• _CHALLENGE_
Look through the listing for the word "Predicted". Copy each line that has it.

━━━ MATERIAL SHOWN ━━━

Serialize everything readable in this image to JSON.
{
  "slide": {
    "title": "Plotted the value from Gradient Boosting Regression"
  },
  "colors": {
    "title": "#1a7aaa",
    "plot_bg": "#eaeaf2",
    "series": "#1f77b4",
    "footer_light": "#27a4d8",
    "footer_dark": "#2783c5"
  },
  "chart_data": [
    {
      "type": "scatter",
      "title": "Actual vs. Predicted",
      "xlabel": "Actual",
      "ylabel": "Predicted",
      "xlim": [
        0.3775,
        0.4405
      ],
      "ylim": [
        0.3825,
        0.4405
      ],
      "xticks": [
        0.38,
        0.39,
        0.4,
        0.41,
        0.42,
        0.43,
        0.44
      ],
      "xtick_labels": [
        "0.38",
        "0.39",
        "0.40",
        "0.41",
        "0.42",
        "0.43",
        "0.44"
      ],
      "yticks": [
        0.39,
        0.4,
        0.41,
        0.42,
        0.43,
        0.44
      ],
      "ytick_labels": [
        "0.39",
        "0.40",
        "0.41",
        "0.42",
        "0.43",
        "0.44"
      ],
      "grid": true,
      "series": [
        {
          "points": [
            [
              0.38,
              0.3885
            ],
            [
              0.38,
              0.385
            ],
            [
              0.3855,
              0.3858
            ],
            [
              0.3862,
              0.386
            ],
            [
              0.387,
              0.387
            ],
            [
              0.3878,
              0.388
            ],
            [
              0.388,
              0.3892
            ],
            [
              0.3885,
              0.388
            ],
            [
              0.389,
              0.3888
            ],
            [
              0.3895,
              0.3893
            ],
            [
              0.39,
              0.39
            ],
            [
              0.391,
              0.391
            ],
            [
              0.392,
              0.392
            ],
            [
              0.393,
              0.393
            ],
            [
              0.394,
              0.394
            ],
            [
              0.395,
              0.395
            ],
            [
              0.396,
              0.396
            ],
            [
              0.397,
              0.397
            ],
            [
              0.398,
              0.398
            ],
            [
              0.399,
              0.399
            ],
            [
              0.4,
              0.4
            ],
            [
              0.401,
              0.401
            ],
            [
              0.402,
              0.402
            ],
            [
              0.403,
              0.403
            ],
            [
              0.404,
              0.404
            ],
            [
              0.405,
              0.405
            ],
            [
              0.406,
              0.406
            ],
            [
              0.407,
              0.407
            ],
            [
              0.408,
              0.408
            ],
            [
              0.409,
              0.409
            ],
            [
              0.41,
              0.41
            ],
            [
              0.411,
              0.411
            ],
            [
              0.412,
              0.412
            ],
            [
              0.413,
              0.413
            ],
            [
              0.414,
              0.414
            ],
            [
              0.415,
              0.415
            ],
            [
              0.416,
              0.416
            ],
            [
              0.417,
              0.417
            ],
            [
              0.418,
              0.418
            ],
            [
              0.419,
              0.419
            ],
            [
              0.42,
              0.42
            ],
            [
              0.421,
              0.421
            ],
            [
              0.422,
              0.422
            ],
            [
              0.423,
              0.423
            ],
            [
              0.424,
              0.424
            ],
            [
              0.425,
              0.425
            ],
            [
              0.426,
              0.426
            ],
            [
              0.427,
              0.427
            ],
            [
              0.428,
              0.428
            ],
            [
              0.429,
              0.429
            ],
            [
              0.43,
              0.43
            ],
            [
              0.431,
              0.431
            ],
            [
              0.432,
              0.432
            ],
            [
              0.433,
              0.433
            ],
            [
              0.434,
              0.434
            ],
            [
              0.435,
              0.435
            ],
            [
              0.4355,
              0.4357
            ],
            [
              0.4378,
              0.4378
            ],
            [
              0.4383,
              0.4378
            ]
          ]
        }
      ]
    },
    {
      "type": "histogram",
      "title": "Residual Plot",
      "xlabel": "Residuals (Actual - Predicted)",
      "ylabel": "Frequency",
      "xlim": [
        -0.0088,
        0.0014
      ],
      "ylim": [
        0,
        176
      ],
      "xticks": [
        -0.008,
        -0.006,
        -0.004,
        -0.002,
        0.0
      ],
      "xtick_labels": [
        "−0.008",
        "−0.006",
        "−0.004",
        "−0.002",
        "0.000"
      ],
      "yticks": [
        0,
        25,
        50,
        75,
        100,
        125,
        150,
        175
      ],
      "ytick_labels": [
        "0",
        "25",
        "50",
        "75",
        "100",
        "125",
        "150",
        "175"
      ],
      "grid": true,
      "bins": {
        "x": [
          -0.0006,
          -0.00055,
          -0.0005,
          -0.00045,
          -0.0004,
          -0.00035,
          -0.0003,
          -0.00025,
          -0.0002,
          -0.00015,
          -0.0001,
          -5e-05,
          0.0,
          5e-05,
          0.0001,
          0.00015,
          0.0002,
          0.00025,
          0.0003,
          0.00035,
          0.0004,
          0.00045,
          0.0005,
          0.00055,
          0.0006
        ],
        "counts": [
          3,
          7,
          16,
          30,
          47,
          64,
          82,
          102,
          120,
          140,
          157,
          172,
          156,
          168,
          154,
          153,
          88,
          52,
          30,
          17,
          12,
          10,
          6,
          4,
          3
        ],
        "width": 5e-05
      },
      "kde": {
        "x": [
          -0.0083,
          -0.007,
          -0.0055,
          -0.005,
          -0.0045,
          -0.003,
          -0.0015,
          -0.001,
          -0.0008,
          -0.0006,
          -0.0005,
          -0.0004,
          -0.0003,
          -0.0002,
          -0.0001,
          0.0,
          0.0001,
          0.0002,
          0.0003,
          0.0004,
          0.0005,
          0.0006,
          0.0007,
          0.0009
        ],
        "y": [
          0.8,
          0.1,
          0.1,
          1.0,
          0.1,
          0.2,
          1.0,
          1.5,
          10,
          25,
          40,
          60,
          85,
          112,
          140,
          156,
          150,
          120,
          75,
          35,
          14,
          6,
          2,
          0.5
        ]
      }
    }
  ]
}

━━━

• _THE RESULT_
      "title": "Actual vs. Predicted",
      "ylabel": "Predicted",
      "xlabel": "Residuals (Actual - Predicted)",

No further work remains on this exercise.